# Work request A
Answer these from the political comedy report:
(i) What does the writer call nice?
(ii) According to Tina Fey's book, who cornered and berated Lorne Michaels after a show?
(iii) Whose mom does the writer say they can see giving Lorne a talking to?
# Work request B
In the political comedy report, what would the imagined talk from a cast member's mom to Lorne Michaels be about, and why? Answer in one to three sentences.

# Document passage
◇ ◇ ◇ ◇

Political Comedy Report

Eh, what’s going on in the world anyway, other than the terrifying rise of white supremacist Christo-fascism in America, massive worldwide outcry over a U.S. ally committing at least genocide-adjacent violence, the Republican Party openly and suspiciously rooting for a Russian dictator’s latest invasion, the first ever criminal trial of a former President, one party being all-in on a court-defined rapist and insurrectionist reality show host for a third time, a looming election for all democracy’s marbles, anti-woman and anti-LGBTQ+ bigotry becoming mainstream GOP policy and the like? But I kid a sketch comedy institution whose self-mythologizing reputation for cutting edge political satire far outstrips actual comedic courage or ambition. Aw hell, the Mother’s Day cold open was nice.

Not Ready for Prime Time Power Rankings

In Tina Fey’s book, she relates a mortifying time when her visiting and very unimpressed father cornered Lorne Michaels after a show and berated the venerable producer at length. It’s presented by Fey as a wrenching confrontation between two father figures, but I’m here for the idea that any one of the moms of some of the perennially underused cast members similarly gave Lorne a talking to about airtime. (For the record, I can see Punkie Johnson’s mom making this happen.)

◇ ◇ ◇ ◇

# Source material
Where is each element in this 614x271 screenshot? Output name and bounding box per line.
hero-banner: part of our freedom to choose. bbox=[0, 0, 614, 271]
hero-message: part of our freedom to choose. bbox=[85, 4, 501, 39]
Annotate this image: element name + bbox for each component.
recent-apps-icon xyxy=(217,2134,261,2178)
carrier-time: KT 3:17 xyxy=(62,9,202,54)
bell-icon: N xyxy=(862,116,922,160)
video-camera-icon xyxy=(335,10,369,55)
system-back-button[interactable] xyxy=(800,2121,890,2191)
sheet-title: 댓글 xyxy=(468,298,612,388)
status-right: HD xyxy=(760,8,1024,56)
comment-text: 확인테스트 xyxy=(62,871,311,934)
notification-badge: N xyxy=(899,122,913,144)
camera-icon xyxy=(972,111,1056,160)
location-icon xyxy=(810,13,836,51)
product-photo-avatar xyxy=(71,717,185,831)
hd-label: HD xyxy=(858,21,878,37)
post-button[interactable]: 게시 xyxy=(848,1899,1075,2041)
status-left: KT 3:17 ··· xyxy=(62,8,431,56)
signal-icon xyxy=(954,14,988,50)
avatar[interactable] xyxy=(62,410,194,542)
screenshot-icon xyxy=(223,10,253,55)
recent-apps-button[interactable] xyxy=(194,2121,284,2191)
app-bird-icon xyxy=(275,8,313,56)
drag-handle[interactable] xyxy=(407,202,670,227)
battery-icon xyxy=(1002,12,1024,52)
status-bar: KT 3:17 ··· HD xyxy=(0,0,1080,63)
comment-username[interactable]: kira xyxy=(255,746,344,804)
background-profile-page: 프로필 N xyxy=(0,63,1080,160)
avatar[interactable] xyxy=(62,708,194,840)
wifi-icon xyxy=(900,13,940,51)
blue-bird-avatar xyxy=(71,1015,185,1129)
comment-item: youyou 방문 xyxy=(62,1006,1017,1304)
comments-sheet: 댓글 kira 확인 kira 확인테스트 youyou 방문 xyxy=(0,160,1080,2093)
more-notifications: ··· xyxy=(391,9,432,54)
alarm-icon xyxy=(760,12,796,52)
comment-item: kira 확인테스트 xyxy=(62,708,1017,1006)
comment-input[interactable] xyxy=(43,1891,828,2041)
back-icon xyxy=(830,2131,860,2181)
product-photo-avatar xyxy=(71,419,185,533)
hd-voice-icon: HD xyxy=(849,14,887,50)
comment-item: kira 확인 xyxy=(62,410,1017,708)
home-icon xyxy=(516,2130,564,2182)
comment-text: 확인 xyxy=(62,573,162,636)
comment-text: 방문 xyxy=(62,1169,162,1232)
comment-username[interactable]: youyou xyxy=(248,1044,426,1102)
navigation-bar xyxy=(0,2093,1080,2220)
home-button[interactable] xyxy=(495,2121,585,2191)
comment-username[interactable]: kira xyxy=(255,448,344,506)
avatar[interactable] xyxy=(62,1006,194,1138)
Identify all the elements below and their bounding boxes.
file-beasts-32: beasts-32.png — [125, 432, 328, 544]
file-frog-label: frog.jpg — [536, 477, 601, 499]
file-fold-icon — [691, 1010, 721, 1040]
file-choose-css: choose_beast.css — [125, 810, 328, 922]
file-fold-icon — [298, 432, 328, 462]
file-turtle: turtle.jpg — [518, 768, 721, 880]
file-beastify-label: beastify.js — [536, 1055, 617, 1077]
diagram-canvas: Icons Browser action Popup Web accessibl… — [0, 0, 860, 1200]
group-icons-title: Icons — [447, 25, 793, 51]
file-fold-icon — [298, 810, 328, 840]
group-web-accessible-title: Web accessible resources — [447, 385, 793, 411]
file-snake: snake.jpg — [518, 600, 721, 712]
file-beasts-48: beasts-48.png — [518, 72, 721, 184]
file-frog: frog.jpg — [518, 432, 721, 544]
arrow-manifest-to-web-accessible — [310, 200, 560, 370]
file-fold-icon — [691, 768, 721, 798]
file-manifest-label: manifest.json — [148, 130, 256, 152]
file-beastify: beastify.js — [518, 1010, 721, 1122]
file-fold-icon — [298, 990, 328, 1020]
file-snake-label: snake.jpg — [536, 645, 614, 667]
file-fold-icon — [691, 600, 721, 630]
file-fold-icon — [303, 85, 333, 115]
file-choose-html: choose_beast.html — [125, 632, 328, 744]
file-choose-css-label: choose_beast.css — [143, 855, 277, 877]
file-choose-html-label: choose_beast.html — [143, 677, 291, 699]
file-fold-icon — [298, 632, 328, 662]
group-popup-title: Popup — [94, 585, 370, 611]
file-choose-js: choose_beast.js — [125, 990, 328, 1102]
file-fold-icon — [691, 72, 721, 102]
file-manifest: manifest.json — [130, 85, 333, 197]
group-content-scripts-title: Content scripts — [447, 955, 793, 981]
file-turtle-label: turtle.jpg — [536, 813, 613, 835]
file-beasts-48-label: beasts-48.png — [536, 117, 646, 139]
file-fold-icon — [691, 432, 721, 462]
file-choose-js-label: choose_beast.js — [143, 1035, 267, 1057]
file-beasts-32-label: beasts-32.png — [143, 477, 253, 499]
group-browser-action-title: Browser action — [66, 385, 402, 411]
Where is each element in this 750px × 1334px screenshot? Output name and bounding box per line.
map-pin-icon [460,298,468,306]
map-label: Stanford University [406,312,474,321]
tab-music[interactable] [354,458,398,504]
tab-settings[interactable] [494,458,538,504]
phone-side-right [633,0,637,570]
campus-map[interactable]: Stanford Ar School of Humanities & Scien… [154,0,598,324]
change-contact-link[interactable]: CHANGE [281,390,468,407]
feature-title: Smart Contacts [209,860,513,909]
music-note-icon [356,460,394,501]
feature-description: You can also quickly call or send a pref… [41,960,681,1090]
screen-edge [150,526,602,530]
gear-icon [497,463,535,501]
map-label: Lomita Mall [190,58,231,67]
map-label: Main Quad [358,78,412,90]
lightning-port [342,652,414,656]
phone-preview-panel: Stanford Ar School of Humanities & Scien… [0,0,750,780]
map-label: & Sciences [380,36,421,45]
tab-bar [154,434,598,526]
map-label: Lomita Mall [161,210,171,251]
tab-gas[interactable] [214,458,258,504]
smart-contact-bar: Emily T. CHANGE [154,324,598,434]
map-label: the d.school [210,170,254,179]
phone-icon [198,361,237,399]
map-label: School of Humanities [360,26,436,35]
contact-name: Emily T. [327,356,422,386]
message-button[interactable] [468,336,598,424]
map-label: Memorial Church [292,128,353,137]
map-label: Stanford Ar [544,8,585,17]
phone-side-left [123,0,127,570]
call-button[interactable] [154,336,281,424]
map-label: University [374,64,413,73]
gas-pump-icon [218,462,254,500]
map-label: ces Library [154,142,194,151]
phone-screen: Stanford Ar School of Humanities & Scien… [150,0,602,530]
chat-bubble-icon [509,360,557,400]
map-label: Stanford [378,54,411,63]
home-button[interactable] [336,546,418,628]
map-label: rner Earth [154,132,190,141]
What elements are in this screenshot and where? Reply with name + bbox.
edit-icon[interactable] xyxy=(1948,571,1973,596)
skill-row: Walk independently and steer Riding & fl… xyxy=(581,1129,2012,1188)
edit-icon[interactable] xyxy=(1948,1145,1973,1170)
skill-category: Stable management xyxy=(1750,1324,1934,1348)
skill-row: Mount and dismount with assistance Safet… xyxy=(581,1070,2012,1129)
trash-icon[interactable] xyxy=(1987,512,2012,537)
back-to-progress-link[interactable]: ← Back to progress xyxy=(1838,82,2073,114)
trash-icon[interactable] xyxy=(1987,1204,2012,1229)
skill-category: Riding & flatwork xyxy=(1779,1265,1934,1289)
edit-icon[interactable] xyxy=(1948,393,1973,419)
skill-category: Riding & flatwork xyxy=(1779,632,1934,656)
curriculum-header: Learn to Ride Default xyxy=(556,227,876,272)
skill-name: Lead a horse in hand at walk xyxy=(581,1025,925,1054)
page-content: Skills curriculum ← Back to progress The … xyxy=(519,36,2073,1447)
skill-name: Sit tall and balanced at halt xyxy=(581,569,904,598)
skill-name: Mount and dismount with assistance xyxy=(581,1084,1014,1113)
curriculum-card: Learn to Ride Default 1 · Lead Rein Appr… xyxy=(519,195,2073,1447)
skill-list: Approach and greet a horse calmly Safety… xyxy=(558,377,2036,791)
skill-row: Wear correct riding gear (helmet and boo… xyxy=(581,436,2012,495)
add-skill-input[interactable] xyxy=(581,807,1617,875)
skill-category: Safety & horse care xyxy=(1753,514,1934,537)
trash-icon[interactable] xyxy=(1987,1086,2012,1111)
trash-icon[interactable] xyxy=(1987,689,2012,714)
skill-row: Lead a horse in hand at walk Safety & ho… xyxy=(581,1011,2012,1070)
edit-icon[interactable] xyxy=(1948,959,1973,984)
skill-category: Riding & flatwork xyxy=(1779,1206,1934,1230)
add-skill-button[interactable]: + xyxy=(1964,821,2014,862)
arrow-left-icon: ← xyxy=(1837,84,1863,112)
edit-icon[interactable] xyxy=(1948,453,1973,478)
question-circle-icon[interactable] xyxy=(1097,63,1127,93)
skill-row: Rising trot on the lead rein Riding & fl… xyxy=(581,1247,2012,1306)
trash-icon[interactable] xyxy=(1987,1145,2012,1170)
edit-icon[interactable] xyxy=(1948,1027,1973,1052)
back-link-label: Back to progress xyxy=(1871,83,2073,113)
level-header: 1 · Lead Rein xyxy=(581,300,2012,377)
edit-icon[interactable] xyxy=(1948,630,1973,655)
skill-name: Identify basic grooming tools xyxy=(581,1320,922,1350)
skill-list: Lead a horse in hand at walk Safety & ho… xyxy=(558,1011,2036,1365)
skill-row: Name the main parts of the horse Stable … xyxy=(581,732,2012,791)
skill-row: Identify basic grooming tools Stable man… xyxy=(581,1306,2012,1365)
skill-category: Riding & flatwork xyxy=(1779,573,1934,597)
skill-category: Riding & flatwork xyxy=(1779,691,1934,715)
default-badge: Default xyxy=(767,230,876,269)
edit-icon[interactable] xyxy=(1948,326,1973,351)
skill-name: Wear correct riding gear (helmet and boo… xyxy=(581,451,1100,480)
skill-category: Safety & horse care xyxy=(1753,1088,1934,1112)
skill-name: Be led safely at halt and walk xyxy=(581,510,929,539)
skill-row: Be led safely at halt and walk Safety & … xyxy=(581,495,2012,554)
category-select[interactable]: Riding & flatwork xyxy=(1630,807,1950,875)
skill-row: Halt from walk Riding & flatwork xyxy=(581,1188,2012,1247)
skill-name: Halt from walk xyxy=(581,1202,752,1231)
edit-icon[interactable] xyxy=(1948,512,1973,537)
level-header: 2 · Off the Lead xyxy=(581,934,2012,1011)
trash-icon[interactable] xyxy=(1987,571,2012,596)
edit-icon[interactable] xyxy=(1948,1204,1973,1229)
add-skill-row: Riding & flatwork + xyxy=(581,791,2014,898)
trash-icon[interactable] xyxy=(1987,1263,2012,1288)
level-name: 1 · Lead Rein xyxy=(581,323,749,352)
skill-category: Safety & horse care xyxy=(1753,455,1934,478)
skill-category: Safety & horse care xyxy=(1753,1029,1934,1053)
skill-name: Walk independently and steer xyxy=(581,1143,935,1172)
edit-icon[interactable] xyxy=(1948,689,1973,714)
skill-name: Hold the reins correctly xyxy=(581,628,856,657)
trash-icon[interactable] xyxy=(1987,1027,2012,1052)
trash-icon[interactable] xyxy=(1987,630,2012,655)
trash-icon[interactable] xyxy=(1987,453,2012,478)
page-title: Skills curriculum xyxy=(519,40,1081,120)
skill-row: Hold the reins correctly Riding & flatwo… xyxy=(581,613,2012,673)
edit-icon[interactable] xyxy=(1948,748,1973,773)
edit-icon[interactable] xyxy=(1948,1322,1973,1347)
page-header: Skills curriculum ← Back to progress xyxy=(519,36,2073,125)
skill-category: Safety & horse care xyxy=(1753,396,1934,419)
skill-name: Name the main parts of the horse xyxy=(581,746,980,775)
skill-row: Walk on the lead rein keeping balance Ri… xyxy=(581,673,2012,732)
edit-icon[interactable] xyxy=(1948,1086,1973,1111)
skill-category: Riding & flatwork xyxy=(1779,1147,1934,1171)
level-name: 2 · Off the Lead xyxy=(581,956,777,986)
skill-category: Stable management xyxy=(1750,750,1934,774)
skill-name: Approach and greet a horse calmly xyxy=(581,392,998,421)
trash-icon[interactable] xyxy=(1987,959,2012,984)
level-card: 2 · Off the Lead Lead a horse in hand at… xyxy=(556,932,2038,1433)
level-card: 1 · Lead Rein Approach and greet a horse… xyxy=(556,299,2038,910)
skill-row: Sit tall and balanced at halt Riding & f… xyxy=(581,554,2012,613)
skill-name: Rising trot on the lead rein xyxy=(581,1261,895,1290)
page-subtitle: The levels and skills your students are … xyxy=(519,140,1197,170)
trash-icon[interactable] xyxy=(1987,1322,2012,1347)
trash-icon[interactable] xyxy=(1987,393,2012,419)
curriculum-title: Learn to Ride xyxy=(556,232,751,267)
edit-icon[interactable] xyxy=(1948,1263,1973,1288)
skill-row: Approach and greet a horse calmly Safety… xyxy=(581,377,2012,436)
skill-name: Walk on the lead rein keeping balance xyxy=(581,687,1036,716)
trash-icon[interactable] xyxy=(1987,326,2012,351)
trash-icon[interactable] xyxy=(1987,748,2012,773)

◇ ◇ ◇ ◇

# Task output A
(i) The Mother's Day cold open.
(ii) Her visiting and very unimpressed father.
(iii) Punkie Johnson's mom.

# Task output B
The talk would be about airtime. The writer pictures the moms of perennially underused cast members confronting Lorne Michaels, much as Tina Fey's father once berated him.